Exercise aim: Your task is to gather the lines below that hold the string "samples".

Data entries:
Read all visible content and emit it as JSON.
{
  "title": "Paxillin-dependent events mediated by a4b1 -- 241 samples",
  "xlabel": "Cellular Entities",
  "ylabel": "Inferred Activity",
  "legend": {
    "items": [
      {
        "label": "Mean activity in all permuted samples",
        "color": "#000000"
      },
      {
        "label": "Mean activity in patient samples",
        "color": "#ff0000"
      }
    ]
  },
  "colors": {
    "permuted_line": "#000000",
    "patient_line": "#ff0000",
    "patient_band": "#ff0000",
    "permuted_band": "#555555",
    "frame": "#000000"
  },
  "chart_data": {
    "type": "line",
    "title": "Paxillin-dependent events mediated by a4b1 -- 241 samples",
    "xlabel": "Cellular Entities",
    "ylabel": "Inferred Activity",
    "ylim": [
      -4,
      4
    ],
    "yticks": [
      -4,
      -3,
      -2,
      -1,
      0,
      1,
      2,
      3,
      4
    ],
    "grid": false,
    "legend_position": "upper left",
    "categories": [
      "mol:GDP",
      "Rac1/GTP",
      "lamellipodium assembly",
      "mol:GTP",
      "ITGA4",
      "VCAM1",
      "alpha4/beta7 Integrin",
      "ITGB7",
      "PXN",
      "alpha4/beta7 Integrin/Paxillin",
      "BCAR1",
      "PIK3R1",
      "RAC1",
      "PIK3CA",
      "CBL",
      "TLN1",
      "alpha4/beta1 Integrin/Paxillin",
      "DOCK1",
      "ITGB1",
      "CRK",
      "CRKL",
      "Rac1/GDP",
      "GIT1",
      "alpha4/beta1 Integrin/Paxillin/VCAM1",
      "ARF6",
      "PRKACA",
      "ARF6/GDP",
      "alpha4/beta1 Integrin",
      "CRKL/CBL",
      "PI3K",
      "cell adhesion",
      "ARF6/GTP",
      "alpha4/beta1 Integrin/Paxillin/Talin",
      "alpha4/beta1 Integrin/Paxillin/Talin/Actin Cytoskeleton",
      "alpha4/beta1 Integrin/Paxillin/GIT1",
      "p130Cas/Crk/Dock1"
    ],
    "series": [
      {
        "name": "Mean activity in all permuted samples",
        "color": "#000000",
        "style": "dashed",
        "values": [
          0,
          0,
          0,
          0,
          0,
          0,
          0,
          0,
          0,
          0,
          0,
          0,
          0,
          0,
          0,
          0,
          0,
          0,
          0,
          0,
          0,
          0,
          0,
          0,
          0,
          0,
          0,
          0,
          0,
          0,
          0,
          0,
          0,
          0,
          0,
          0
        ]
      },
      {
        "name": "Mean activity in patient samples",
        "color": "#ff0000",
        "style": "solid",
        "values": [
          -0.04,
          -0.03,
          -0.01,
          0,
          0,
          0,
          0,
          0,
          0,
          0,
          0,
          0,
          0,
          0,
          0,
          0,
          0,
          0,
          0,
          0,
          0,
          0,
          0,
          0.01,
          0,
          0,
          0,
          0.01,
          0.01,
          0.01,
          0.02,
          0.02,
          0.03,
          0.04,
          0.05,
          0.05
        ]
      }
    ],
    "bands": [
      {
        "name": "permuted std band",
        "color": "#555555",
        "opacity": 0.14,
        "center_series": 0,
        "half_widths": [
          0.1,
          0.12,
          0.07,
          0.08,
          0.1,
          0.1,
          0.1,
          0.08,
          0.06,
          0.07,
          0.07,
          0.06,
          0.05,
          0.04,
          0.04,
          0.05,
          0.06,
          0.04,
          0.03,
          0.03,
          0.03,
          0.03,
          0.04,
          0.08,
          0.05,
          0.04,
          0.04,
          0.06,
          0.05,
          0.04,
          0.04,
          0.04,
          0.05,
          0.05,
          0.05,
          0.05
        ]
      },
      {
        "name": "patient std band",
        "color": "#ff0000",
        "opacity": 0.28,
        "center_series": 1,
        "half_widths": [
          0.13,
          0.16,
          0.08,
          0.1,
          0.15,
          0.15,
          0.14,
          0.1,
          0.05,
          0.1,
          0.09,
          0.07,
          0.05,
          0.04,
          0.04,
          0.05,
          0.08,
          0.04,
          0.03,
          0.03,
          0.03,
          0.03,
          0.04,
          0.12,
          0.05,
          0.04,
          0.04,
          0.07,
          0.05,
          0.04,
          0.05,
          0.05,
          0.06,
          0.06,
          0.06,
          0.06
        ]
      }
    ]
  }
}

Result of this exercise:
  "title": "Paxillin-dependent events mediated by a4b1 -- 241 samples",
        "label": "Mean activity in all permuted samples",
        "label": "Mean activity in patient samples",
    "title": "Paxillin-dependent events mediated by a4b1 -- 241 samples",
        "name": "Mean activity in all permuted samples",
        "name": "Mean activity in patient samples",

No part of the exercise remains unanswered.